- _Supplied data_:
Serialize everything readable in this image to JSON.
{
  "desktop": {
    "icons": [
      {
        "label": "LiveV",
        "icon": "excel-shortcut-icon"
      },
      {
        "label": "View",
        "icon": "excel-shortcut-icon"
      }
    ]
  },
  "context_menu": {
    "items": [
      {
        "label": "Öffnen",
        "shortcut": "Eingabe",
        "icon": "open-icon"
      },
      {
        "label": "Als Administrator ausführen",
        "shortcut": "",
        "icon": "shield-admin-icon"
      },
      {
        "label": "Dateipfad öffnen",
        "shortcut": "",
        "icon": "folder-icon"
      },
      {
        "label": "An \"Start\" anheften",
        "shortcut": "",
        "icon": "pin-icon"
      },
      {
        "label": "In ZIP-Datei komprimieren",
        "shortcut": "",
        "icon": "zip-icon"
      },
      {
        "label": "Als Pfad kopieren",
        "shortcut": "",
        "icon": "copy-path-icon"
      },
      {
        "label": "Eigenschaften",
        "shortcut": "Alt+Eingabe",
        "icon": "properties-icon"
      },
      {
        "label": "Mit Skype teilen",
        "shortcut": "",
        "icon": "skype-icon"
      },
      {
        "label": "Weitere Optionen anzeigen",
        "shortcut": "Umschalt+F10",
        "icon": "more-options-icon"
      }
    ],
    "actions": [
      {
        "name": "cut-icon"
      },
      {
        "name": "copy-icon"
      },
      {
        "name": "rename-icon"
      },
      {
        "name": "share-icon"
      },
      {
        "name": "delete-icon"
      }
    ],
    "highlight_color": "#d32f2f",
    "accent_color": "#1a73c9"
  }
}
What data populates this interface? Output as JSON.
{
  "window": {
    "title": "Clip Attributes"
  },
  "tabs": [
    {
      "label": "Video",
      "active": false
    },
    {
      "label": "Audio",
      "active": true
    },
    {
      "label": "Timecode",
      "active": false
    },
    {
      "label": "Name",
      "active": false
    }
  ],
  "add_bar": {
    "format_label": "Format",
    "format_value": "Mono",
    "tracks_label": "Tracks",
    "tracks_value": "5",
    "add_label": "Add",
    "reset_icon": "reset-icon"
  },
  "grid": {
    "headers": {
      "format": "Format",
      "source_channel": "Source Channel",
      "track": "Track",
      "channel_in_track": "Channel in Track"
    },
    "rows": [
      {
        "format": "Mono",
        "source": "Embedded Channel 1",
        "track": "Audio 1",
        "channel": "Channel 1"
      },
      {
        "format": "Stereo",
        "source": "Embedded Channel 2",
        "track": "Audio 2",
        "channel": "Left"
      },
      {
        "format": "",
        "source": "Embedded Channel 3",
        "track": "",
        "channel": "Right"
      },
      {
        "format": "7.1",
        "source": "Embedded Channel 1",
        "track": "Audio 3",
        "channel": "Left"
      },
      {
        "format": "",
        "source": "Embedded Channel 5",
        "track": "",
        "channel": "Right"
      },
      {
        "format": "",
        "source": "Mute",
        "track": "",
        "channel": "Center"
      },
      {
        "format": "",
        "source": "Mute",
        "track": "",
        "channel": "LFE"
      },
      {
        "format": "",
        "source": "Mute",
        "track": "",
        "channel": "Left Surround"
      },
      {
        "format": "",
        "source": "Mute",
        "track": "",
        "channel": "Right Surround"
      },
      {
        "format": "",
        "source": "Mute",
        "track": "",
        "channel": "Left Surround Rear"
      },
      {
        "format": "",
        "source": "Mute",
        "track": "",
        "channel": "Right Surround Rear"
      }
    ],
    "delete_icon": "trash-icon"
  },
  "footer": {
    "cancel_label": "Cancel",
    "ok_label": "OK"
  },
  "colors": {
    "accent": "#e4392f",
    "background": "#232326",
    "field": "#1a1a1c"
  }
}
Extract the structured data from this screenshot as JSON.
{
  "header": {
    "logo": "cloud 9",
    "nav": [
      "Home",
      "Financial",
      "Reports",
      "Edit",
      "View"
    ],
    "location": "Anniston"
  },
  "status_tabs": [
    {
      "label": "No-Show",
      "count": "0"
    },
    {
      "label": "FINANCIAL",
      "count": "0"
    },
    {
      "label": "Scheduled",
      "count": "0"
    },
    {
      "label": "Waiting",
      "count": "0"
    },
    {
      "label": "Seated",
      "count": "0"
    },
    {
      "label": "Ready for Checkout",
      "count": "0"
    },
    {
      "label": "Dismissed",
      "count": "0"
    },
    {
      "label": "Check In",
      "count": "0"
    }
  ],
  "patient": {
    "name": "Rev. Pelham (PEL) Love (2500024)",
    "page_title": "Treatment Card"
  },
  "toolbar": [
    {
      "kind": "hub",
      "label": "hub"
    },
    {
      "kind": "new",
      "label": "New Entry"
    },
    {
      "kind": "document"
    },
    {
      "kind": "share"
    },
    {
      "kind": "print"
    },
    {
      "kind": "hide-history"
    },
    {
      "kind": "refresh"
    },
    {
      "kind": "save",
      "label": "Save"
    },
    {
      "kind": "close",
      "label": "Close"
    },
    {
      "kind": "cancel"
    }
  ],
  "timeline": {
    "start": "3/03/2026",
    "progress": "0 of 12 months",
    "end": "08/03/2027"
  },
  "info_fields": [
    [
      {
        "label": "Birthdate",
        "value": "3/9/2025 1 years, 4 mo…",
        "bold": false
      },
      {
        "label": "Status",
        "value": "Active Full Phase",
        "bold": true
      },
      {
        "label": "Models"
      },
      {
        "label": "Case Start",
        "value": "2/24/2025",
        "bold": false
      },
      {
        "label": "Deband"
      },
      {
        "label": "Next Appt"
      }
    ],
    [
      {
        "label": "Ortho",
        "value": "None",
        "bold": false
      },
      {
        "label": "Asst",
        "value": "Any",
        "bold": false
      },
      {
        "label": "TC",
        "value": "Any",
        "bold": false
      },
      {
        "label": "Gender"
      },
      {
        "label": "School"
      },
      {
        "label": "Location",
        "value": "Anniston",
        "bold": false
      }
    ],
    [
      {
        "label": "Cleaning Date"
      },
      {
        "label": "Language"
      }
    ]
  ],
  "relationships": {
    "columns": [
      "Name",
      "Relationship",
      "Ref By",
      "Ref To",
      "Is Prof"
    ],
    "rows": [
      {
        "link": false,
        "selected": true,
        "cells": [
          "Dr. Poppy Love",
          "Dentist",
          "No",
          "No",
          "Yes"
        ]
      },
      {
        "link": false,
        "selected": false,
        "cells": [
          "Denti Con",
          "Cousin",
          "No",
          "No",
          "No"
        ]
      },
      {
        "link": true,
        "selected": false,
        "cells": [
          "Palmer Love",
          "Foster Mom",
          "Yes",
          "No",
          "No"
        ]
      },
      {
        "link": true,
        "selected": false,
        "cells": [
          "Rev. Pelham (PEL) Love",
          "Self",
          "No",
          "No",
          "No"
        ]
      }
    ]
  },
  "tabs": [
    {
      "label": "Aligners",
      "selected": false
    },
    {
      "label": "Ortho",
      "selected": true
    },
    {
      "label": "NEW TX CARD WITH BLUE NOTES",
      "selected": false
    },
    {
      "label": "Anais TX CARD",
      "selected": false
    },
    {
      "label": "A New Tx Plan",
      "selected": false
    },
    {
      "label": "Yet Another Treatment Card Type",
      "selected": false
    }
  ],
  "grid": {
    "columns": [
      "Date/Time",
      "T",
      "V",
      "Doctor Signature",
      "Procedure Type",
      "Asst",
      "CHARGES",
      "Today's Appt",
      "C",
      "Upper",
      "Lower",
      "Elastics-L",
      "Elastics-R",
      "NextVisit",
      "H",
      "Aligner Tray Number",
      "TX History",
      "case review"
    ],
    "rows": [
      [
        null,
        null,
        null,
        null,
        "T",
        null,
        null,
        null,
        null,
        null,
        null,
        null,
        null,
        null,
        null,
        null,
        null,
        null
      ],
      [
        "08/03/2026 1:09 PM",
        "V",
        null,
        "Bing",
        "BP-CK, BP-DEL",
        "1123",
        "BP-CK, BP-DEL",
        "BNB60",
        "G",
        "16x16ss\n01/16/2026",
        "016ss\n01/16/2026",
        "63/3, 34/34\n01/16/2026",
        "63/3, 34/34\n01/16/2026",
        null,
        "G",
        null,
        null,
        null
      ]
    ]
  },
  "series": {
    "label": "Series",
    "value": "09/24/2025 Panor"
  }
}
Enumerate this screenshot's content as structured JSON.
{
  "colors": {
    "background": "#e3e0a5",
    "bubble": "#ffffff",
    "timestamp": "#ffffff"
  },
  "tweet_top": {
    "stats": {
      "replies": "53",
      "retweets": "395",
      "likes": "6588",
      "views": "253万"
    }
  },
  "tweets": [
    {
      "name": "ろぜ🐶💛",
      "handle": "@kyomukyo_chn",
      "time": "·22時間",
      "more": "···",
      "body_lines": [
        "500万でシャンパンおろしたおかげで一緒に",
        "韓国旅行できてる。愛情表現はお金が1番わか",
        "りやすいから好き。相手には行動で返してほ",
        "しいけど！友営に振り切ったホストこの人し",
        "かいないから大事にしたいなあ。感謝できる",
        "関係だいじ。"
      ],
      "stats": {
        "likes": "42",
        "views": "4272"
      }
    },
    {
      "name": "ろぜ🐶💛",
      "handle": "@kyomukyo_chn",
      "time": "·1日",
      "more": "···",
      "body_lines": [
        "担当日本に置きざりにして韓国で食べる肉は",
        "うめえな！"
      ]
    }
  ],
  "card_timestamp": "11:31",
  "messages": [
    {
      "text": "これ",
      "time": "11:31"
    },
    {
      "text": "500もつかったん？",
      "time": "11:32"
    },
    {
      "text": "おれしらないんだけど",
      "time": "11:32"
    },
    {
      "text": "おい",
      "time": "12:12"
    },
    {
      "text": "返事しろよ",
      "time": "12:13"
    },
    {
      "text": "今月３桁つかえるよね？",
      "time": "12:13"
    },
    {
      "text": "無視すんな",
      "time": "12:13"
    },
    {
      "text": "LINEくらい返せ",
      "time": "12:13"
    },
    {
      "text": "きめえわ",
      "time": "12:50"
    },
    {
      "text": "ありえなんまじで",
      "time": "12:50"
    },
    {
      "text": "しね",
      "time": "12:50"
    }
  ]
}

- _Exercise goal_: Beginning with the line that contains "Enumerate this screenshot's", quote each line exactly through the last line of the entries above, and nothing beyond them.

- _Written answer_:
Enumerate this screenshot's content as structured JSON.
{
  "colors": {
    "background": "#e3e0a5",
    "bubble": "#ffffff",
    "timestamp": "#ffffff"
  },
  "tweet_top": {
    "stats": {
      "replies": "53",
      "retweets": "395",
      "likes": "6588",
      "views": "253万"
    }
  },
  "tweets": [
    {
      "name": "ろぜ🐶💛",
      "handle": "@kyomukyo_chn",
      "time": "·22時間",
      "more": "···",
      "body_lines": [
        "500万でシャンパンおろしたおかげで一緒に",
        "韓国旅行できてる。愛情表現はお金が1番わか",
        "りやすいから好き。相手には行動で返してほ",
        "しいけど！友営に振り切ったホストこの人し",
        "かいないから大事にしたいなあ。感謝できる",
        "関係だいじ。"
      ],
      "stats": {
        "likes": "42",
        "views": "4272"
      }
    },
    {
      "name": "ろぜ🐶💛",
      "handle": "@kyomukyo_chn",
      "time": "·1日",
      "more": "···",
      "body_lines": [
        "担当日本に置きざりにして韓国で食べる肉は",
        "うめえな！"
      ]
    }
  ],
  "card_timestamp": "11:31",
  "messages": [
    {
      "text": "これ",
      "time": "11:31"
    },
    {
      "text": "500もつかったん？",
      "time": "11:32"
    },
    {
      "text": "おれしらないんだけど",
      "time": "11:32"
    },
    {
      "text": "おい",
      "time": "12:12"
    },
    {
      "text": "返事しろよ",
      "time": "12:13"
    },
    {
      "text": "今月３桁つかえるよね？",
      "time": "12:13"
    },
    {
      "text": "無視すんな",
      "time": "12:13"
    },
    {
      "text": "LINEくらい返せ",
      "time": "12:13"
    },
    {
      "text": "きめえわ",
      "time": "12:50"
    },
    {
      "text": "ありえなんまじで",
      "time": "12:50"
    },
    {
      "text": "しね",
      "time": "12:50"
    }
  ]
}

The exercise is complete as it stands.